- [Stated task] Copy out every line that contains the word "product".

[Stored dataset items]
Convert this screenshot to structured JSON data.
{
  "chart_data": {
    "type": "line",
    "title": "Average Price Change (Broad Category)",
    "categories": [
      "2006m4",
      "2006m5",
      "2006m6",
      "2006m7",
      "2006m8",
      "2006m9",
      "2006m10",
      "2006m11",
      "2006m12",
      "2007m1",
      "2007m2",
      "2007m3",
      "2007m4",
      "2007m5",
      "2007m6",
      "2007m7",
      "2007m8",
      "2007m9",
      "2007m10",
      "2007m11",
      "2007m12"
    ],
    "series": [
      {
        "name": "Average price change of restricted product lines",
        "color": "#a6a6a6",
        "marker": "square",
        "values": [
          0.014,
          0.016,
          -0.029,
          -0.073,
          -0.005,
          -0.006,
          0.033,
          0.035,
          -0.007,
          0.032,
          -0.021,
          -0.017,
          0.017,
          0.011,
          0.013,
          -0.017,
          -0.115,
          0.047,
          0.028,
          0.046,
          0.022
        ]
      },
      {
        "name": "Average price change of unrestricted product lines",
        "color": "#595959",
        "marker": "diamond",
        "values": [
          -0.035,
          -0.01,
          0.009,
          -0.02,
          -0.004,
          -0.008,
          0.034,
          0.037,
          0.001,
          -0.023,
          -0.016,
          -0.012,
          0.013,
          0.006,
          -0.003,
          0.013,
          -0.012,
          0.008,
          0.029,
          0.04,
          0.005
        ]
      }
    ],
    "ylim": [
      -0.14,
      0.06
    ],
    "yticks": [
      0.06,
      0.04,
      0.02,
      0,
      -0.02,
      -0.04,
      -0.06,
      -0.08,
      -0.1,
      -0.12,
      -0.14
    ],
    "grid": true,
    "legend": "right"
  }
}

- [Solution for this task]
        "name": "Average price change of restricted product lines",
        "name": "Average price change of unrestricted product lines",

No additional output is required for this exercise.